EXERCISE AIM →
Filter the entries, keeping every line with the word "eerste".

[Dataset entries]
········

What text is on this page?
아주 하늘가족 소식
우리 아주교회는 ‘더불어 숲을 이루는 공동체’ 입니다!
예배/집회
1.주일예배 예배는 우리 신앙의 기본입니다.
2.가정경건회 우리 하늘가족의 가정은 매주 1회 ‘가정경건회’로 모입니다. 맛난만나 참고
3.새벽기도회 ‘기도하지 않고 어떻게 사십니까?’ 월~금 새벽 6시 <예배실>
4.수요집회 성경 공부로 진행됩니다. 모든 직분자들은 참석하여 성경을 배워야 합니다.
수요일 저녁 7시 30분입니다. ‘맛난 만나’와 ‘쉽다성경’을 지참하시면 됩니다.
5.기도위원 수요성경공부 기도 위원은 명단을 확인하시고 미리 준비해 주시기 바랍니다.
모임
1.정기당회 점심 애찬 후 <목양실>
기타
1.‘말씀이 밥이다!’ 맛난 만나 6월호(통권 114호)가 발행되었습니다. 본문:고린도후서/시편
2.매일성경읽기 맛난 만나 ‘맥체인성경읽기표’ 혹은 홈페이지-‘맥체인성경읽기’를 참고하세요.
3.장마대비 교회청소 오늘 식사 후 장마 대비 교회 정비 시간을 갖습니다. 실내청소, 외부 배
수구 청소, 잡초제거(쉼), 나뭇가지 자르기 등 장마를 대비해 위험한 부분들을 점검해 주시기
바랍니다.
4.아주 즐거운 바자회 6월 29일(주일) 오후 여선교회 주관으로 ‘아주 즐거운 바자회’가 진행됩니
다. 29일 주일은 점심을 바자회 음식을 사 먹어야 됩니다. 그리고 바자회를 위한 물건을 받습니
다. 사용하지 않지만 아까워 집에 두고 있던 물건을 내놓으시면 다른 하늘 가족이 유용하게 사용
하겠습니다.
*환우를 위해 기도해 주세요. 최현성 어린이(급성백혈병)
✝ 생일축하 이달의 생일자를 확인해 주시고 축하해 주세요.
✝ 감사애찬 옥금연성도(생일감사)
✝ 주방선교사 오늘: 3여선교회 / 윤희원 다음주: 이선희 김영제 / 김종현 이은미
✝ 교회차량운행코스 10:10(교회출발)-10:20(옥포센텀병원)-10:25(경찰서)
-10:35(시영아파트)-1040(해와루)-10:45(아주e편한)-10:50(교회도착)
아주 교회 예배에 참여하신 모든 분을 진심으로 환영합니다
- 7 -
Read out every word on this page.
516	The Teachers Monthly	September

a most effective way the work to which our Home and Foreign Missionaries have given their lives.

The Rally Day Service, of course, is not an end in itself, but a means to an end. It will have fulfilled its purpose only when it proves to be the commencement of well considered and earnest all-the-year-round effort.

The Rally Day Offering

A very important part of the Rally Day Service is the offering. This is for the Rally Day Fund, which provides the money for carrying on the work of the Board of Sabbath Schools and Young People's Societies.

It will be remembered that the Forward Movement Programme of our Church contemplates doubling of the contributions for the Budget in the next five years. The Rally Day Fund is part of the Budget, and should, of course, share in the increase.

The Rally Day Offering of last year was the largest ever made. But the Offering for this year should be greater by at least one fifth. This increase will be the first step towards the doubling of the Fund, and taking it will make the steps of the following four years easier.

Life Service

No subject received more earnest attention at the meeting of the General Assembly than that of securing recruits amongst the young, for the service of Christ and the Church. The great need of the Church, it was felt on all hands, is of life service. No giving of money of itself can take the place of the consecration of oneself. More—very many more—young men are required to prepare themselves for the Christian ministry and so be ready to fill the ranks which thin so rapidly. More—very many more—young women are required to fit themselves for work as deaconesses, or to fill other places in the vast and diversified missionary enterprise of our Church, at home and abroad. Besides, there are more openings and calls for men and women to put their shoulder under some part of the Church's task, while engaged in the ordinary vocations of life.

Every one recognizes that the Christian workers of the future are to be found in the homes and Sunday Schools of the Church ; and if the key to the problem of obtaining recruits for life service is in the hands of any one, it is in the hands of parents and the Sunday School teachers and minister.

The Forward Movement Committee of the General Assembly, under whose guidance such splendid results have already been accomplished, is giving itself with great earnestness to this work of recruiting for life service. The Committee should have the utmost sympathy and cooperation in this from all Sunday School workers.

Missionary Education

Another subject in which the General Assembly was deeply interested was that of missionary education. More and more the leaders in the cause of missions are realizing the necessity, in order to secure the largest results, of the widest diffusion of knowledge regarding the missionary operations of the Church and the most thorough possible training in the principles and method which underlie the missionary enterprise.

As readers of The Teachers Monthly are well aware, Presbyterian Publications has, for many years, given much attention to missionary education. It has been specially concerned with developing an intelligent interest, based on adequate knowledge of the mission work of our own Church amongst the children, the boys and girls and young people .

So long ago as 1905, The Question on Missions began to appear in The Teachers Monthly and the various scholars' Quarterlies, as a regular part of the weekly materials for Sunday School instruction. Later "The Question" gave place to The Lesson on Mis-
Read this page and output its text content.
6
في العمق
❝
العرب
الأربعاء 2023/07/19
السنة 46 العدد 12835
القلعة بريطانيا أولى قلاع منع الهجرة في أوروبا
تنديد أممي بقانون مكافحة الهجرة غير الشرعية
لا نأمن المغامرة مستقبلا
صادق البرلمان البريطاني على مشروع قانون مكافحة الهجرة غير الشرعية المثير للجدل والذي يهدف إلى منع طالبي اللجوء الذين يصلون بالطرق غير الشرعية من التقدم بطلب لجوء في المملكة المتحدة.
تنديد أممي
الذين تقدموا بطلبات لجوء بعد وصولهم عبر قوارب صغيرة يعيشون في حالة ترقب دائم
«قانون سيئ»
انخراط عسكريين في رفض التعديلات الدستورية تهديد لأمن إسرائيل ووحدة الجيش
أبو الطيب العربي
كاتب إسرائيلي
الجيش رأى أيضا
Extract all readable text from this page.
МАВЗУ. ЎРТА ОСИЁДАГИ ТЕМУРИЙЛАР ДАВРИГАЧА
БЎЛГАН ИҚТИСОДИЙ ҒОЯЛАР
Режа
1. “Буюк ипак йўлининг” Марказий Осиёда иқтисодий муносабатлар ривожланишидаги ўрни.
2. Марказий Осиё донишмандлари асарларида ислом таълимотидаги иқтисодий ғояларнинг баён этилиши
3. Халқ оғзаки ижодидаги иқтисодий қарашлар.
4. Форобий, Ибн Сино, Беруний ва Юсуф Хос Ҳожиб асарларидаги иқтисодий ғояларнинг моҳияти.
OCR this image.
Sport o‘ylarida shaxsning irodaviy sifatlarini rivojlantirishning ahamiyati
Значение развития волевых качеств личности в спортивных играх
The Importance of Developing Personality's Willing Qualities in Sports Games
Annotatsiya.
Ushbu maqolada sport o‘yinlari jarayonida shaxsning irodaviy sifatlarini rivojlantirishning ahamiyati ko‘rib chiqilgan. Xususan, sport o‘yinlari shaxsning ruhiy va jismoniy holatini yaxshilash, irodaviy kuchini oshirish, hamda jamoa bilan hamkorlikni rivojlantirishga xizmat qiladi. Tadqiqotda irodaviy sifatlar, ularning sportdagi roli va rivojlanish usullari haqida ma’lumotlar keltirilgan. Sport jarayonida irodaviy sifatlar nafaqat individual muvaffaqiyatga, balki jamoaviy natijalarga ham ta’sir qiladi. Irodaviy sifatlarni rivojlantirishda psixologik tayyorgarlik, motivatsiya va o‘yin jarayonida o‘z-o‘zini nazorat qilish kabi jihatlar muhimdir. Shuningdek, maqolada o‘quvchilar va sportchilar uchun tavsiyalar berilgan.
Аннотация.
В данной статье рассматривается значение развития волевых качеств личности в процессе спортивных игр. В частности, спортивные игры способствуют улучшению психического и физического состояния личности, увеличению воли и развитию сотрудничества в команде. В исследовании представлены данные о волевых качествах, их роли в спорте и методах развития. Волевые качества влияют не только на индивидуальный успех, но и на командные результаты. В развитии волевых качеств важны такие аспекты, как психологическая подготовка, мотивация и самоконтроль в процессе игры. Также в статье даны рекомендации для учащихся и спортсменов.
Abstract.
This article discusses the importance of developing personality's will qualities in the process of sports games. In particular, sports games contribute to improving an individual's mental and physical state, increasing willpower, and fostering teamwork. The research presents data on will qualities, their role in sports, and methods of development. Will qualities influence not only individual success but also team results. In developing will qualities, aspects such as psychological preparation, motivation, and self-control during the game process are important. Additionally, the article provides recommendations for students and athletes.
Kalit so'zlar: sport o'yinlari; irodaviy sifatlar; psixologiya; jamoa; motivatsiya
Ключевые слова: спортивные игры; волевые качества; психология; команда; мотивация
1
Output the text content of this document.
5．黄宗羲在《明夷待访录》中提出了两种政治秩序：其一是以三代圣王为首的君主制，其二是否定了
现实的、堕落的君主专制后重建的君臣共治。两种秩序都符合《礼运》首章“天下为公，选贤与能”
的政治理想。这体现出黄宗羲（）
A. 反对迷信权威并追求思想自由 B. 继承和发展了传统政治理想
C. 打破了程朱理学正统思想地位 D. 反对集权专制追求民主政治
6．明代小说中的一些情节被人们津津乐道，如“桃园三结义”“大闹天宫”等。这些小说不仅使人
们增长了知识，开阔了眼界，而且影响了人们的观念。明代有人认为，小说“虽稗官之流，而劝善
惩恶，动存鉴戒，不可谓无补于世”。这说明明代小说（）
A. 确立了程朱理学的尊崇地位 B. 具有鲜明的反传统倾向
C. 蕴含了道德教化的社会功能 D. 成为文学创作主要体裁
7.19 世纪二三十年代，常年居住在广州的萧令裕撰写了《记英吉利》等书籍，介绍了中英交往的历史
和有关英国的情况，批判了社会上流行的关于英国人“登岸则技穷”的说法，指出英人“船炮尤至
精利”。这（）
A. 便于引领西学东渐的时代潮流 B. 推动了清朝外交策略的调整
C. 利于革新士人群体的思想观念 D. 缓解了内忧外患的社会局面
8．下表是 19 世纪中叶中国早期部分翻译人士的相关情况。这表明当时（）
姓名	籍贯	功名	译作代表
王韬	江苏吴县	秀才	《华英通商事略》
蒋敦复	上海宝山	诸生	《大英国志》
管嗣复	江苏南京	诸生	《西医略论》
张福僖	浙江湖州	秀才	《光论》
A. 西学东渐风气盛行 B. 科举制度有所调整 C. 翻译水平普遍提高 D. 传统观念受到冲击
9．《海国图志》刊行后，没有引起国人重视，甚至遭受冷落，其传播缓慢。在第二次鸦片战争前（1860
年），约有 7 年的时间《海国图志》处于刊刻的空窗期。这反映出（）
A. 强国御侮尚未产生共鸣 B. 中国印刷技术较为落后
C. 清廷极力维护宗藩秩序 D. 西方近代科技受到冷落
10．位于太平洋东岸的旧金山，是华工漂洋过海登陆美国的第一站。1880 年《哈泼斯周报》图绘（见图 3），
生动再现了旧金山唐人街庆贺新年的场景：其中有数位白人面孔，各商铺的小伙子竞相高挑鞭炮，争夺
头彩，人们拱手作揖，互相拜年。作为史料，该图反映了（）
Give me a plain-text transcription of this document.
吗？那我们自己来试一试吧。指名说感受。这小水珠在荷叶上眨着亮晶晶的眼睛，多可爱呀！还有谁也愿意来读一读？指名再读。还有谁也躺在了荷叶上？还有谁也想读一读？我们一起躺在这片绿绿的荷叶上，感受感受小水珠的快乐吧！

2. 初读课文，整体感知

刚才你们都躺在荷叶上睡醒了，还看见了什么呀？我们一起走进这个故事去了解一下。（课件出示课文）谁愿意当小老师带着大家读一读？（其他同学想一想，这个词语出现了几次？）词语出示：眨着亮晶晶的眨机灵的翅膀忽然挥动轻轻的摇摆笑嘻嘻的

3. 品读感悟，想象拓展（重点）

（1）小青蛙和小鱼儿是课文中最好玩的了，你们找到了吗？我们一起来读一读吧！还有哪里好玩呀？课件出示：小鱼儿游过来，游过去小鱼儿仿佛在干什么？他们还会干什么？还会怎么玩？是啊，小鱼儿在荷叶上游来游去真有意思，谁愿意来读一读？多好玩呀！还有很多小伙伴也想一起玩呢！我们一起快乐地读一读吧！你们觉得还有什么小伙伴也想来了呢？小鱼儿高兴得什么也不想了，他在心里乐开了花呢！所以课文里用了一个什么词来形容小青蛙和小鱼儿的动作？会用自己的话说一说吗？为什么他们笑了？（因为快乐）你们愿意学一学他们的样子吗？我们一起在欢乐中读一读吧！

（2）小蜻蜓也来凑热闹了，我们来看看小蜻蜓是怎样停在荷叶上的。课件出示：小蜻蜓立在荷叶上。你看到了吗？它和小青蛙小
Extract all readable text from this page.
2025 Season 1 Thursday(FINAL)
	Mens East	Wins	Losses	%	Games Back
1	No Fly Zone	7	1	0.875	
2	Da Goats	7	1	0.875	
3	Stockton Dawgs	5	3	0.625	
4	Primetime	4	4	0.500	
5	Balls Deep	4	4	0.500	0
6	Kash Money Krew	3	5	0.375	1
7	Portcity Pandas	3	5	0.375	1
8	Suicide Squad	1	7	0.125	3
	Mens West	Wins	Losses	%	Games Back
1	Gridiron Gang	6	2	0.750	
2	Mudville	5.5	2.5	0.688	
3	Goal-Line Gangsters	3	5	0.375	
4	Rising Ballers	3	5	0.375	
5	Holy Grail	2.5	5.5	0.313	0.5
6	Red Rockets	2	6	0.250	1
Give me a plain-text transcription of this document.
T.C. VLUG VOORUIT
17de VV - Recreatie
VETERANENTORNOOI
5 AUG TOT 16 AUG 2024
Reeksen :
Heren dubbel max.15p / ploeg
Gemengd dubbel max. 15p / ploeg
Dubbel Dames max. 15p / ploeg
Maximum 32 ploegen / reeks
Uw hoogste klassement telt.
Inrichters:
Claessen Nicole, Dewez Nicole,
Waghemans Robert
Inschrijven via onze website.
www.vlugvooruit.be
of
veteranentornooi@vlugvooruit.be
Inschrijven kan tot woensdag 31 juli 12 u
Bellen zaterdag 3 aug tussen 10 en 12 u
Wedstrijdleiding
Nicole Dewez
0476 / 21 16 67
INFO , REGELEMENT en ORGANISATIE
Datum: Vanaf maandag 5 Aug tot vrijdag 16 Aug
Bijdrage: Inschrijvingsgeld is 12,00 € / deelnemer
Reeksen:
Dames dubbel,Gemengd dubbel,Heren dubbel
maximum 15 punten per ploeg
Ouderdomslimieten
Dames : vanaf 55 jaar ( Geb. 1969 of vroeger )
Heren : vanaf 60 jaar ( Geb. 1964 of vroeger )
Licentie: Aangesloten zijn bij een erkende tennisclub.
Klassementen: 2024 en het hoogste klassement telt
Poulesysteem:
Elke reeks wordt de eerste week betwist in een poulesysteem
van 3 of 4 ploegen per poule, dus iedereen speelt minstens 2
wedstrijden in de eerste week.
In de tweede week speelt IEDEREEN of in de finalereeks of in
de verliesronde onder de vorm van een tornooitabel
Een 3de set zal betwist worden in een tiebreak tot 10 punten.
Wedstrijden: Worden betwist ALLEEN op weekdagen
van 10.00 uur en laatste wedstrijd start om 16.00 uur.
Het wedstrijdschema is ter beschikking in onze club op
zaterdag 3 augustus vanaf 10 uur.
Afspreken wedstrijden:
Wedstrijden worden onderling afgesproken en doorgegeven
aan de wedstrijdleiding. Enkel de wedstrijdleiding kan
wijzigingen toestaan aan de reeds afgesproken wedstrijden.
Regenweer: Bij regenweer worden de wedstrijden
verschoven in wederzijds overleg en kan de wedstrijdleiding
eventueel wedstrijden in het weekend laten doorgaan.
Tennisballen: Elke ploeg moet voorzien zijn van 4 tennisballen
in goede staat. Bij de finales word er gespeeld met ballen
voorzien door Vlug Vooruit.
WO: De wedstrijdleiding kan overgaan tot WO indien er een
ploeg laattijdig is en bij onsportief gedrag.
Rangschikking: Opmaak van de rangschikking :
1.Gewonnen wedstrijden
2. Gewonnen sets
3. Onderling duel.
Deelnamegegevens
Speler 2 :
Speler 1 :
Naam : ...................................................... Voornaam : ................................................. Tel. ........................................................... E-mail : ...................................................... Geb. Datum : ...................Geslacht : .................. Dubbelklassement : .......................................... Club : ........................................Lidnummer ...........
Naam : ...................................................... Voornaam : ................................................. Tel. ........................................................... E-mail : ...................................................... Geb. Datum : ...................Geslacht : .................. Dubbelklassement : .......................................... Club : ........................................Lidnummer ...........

········

COMPLETE RESPONSE →
Elke reeks wordt de eerste week betwist in een poulesysteem
wedstrijden in de eerste week.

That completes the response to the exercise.